__Dataset entries on figures__
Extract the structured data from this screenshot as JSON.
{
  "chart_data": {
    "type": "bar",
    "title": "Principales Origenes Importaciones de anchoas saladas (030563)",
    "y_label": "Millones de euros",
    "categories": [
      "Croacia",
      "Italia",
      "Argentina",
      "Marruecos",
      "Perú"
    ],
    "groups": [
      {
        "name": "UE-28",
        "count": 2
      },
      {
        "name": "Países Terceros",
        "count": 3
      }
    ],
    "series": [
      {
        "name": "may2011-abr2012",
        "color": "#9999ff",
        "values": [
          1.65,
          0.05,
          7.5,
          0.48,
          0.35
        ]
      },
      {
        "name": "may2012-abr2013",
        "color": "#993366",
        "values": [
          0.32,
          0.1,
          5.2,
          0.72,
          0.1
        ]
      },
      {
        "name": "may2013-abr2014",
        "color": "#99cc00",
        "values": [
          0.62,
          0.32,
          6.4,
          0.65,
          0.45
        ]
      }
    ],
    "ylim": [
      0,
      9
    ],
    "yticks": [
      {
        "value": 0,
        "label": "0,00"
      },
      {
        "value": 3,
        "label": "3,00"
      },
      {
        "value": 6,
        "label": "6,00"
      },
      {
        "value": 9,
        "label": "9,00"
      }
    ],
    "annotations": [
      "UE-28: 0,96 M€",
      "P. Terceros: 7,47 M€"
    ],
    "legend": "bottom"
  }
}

==

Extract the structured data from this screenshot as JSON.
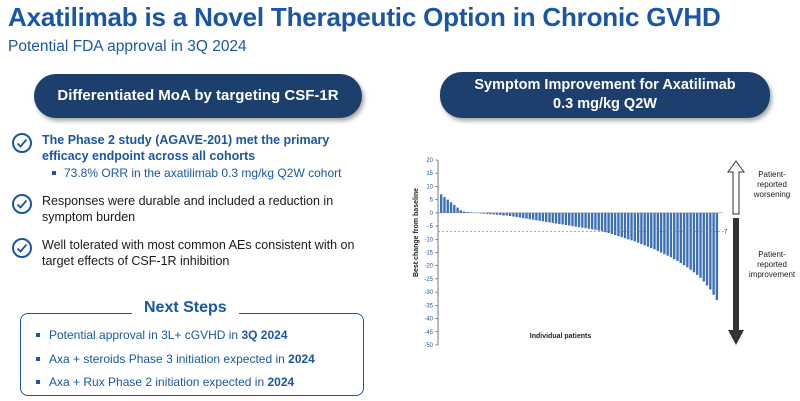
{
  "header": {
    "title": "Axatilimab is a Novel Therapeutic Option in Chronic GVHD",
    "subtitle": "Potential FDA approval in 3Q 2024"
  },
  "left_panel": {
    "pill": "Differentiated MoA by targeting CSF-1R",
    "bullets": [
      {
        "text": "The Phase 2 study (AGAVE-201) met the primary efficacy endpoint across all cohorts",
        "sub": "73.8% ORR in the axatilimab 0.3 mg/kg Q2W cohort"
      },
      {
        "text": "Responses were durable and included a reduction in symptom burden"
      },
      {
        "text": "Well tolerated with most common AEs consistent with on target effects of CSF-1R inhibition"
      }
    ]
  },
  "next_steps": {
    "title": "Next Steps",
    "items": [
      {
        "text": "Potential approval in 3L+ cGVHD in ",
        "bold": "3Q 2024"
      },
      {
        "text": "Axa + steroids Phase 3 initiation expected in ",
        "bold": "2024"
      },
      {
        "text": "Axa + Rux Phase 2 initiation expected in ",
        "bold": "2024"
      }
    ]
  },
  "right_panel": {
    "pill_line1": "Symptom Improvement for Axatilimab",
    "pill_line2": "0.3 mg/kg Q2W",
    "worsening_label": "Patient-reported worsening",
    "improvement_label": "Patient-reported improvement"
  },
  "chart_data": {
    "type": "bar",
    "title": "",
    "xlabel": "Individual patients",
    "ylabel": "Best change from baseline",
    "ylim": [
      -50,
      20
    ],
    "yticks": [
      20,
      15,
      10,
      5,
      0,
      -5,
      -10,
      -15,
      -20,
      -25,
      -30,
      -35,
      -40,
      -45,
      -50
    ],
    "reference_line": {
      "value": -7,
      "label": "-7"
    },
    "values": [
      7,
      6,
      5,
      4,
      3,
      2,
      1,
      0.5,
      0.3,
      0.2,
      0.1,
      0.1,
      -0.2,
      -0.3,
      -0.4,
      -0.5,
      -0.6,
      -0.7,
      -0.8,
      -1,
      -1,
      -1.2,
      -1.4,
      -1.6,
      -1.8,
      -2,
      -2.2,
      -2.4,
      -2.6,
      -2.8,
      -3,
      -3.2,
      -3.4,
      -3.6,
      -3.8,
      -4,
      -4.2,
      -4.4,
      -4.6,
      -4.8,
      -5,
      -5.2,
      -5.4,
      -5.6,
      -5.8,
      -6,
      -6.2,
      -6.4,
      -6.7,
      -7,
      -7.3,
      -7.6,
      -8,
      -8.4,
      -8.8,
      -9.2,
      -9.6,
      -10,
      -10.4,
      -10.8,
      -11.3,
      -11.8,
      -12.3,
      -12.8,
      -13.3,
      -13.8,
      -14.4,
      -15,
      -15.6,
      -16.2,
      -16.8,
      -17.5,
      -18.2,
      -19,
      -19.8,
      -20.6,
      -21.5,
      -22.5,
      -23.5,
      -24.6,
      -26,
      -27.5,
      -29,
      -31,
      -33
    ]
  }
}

__What the task requires__
Each line in the entries above that includes the string "name" should be extracted.

__Reply__
        "name": "UE-28",
        "name": "Países Terceros",
        "name": "may2011-abr2012",
        "name": "may2012-abr2013",
        "name": "may2013-abr2014",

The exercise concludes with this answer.